**The input**
——
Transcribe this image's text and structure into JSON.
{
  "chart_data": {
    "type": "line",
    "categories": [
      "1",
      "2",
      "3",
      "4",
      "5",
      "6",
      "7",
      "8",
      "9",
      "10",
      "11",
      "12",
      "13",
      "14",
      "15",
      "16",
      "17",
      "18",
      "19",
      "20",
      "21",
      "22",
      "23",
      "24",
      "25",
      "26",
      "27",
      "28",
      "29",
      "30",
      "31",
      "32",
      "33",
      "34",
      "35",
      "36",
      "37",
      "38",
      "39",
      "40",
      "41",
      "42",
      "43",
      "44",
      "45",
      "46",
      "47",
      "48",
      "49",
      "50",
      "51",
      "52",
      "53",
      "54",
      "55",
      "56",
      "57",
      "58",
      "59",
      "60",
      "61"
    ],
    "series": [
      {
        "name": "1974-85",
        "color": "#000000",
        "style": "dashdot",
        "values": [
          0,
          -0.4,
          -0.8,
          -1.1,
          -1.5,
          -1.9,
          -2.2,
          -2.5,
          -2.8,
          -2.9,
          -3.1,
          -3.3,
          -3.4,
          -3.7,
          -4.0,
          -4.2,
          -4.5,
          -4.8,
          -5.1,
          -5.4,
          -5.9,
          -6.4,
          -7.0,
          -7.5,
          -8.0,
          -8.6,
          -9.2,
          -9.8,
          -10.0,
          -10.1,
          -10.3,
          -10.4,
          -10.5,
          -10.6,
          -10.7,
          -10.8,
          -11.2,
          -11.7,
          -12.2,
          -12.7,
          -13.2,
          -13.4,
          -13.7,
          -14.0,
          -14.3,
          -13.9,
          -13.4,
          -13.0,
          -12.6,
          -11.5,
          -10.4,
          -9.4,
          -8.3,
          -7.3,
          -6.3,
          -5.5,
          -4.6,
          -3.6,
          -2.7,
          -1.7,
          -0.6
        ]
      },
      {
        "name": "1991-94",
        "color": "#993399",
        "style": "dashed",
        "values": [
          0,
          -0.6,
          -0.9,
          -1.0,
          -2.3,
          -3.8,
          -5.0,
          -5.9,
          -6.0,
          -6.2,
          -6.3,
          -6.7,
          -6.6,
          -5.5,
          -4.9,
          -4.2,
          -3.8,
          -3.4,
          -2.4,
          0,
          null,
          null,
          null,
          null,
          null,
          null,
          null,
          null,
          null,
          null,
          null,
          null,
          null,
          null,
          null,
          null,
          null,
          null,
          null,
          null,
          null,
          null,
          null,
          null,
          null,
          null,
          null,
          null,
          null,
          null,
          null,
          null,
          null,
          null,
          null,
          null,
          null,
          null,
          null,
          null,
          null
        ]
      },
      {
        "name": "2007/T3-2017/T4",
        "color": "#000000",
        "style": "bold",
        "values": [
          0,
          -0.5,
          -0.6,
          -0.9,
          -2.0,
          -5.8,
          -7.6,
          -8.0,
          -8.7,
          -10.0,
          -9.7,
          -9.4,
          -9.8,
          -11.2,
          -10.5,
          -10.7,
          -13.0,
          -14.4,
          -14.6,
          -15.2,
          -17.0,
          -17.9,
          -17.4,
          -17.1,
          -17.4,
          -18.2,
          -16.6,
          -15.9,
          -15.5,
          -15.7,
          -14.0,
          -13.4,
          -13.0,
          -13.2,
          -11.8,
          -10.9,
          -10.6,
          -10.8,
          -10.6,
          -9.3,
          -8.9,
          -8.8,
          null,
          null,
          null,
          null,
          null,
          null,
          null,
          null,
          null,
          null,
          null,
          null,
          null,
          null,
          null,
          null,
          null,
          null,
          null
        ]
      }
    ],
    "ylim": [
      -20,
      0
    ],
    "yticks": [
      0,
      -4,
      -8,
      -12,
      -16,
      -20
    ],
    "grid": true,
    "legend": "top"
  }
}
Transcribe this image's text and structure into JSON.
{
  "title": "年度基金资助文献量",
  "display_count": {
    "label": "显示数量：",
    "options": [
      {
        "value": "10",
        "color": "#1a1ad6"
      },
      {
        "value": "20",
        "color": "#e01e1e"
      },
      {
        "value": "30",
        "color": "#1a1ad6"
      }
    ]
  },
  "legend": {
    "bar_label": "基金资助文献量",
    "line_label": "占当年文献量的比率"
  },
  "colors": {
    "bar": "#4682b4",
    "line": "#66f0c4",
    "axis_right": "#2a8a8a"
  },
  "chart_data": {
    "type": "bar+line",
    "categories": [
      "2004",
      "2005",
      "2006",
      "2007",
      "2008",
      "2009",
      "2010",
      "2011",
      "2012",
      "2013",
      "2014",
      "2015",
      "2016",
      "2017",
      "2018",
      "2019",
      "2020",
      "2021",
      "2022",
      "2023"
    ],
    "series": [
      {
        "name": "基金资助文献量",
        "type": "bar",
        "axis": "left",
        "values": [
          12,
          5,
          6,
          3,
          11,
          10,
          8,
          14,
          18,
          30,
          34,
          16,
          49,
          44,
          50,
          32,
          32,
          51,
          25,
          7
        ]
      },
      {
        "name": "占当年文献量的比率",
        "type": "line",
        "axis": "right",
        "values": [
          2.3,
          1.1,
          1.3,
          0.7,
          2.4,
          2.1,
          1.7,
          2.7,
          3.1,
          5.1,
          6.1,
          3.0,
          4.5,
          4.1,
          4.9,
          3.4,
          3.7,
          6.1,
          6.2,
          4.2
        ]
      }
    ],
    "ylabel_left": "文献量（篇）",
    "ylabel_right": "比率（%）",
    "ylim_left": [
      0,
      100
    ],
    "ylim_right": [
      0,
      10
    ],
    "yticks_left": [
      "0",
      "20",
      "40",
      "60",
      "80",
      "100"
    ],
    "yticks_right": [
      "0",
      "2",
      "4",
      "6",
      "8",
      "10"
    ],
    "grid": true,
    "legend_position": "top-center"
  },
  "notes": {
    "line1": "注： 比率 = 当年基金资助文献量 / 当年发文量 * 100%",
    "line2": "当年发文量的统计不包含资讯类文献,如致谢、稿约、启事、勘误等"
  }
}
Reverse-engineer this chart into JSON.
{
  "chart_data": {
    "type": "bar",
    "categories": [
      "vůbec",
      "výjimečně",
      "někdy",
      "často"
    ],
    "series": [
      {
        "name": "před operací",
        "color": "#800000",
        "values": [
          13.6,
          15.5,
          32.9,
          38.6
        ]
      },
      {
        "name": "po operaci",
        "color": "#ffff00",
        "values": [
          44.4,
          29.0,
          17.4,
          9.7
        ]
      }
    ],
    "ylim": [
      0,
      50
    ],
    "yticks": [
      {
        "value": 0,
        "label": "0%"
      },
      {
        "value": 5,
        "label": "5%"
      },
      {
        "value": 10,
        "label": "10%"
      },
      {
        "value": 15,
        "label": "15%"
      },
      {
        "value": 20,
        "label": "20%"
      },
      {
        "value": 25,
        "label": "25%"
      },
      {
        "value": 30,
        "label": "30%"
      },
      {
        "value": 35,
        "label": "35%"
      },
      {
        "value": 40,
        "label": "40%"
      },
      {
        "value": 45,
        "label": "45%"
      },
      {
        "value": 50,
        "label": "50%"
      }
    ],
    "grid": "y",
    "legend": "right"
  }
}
——
**Instruction**
Restate every record exactly, leaving nothing out.

**Task answer**
Transcribe this image's text and structure into JSON.
{
  "chart_data": {
    "type": "line",
    "categories": [
      "1",
      "2",
      "3",
      "4",
      "5",
      "6",
      "7",
      "8",
      "9",
      "10",
      "11",
      "12",
      "13",
      "14",
      "15",
      "16",
      "17",
      "18",
      "19",
      "20",
      "21",
      "22",
      "23",
      "24",
      "25",
      "26",
      "27",
      "28",
      "29",
      "30",
      "31",
      "32",
      "33",
      "34",
      "35",
      "36",
      "37",
      "38",
      "39",
      "40",
      "41",
      "42",
      "43",
      "44",
      "45",
      "46",
      "47",
      "48",
      "49",
      "50",
      "51",
      "52",
      "53",
      "54",
      "55",
      "56",
      "57",
      "58",
      "59",
      "60",
      "61"
    ],
    "series": [
      {
        "name": "1974-85",
        "color": "#000000",
        "style": "dashdot",
        "values": [
          0,
          -0.4,
          -0.8,
          -1.1,
          -1.5,
          -1.9,
          -2.2,
          -2.5,
          -2.8,
          -2.9,
          -3.1,
          -3.3,
          -3.4,
          -3.7,
          -4.0,
          -4.2,
          -4.5,
          -4.8,
          -5.1,
          -5.4,
          -5.9,
          -6.4,
          -7.0,
          -7.5,
          -8.0,
          -8.6,
          -9.2,
          -9.8,
          -10.0,
          -10.1,
          -10.3,
          -10.4,
          -10.5,
          -10.6,
          -10.7,
          -10.8,
          -11.2,
          -11.7,
          -12.2,
          -12.7,
          -13.2,
          -13.4,
          -13.7,
          -14.0,
          -14.3,
          -13.9,
          -13.4,
          -13.0,
          -12.6,
          -11.5,
          -10.4,
          -9.4,
          -8.3,
          -7.3,
          -6.3,
          -5.5,
          -4.6,
          -3.6,
          -2.7,
          -1.7,
          -0.6
        ]
      },
      {
        "name": "1991-94",
        "color": "#993399",
        "style": "dashed",
        "values": [
          0,
          -0.6,
          -0.9,
          -1.0,
          -2.3,
          -3.8,
          -5.0,
          -5.9,
          -6.0,
          -6.2,
          -6.3,
          -6.7,
          -6.6,
          -5.5,
          -4.9,
          -4.2,
          -3.8,
          -3.4,
          -2.4,
          0,
          null,
          null,
          null,
          null,
          null,
          null,
          null,
          null,
          null,
          null,
          null,
          null,
          null,
          null,
          null,
          null,
          null,
          null,
          null,
          null,
          null,
          null,
          null,
          null,
          null,
          null,
          null,
          null,
          null,
          null,
          null,
          null,
          null,
          null,
          null,
          null,
          null,
          null,
          null,
          null,
          null
        ]
      },
      {
        "name": "2007/T3-2017/T4",
        "color": "#000000",
        "style": "bold",
        "values": [
          0,
          -0.5,
          -0.6,
          -0.9,
          -2.0,
          -5.8,
          -7.6,
          -8.0,
          -8.7,
          -10.0,
          -9.7,
          -9.4,
          -9.8,
          -11.2,
          -10.5,
          -10.7,
          -13.0,
          -14.4,
          -14.6,
          -15.2,
          -17.0,
          -17.9,
          -17.4,
          -17.1,
          -17.4,
          -18.2,
          -16.6,
          -15.9,
          -15.5,
          -15.7,
          -14.0,
          -13.4,
          -13.0,
          -13.2,
          -11.8,
          -10.9,
          -10.6,
          -10.8,
          -10.6,
          -9.3,
          -8.9,
          -8.8,
          null,
          null,
          null,
          null,
          null,
          null,
          null,
          null,
          null,
          null,
          null,
          null,
          null,
          null,
          null,
          null,
          null,
          null,
          null
        ]
      }
    ],
    "ylim": [
      -20,
      0
    ],
    "yticks": [
      0,
      -4,
      -8,
      -12,
      -16,
      -20
    ],
    "grid": true,
    "legend": "top"
  }
}
Transcribe this image's text and structure into JSON.
{
  "title": "年度基金资助文献量",
  "display_count": {
    "label": "显示数量：",
    "options": [
      {
        "value": "10",
        "color": "#1a1ad6"
      },
      {
        "value": "20",
        "color": "#e01e1e"
      },
      {
        "value": "30",
        "color": "#1a1ad6"
      }
    ]
  },
  "legend": {
    "bar_label": "基金资助文献量",
    "line_label": "占当年文献量的比率"
  },
  "colors": {
    "bar": "#4682b4",
    "line": "#66f0c4",
    "axis_right": "#2a8a8a"
  },
  "chart_data": {
    "type": "bar+line",
    "categories": [
      "2004",
      "2005",
      "2006",
      "2007",
      "2008",
      "2009",
      "2010",
      "2011",
      "2012",
      "2013",
      "2014",
      "2015",
      "2016",
      "2017",
      "2018",
      "2019",
      "2020",
      "2021",
      "2022",
      "2023"
    ],
    "series": [
      {
        "name": "基金资助文献量",
        "type": "bar",
        "axis": "left",
        "values": [
          12,
          5,
          6,
          3,
          11,
          10,
          8,
          14,
          18,
          30,
          34,
          16,
          49,
          44,
          50,
          32,
          32,
          51,
          25,
          7
        ]
      },
      {
        "name": "占当年文献量的比率",
        "type": "line",
        "axis": "right",
        "values": [
          2.3,
          1.1,
          1.3,
          0.7,
          2.4,
          2.1,
          1.7,
          2.7,
          3.1,
          5.1,
          6.1,
          3.0,
          4.5,
          4.1,
          4.9,
          3.4,
          3.7,
          6.1,
          6.2,
          4.2
        ]
      }
    ],
    "ylabel_left": "文献量（篇）",
    "ylabel_right": "比率（%）",
    "ylim_left": [
      0,
      100
    ],
    "ylim_right": [
      0,
      10
    ],
    "yticks_left": [
      "0",
      "20",
      "40",
      "60",
      "80",
      "100"
    ],
    "yticks_right": [
      "0",
      "2",
      "4",
      "6",
      "8",
      "10"
    ],
    "grid": true,
    "legend_position": "top-center"
  },
  "notes": {
    "line1": "注： 比率 = 当年基金资助文献量 / 当年发文量 * 100%",
    "line2": "当年发文量的统计不包含资讯类文献,如致谢、稿约、启事、勘误等"
  }
}
Reverse-engineer this chart into JSON.
{
  "chart_data": {
    "type": "bar",
    "categories": [
      "vůbec",
      "výjimečně",
      "někdy",
      "často"
    ],
    "series": [
      {
        "name": "před operací",
        "color": "#800000",
        "values": [
          13.6,
          15.5,
          32.9,
          38.6
        ]
      },
      {
        "name": "po operaci",
        "color": "#ffff00",
        "values": [
          44.4,
          29.0,
          17.4,
          9.7
        ]
      }
    ],
    "ylim": [
      0,
      50
    ],
    "yticks": [
      {
        "value": 0,
        "label": "0%"
      },
      {
        "value": 5,
        "label": "5%"
      },
      {
        "value": 10,
        "label": "10%"
      },
      {
        "value": 15,
        "label": "15%"
      },
      {
        "value": 20,
        "label": "20%"
      },
      {
        "value": 25,
        "label": "25%"
      },
      {
        "value": 30,
        "label": "30%"
      },
      {
        "value": 35,
        "label": "35%"
      },
      {
        "value": 40,
        "label": "40%"
      },
      {
        "value": 45,
        "label": "45%"
      },
      {
        "value": 50,
        "label": "50%"
      }
    ],
    "grid": "y",
    "legend": "right"
  }
}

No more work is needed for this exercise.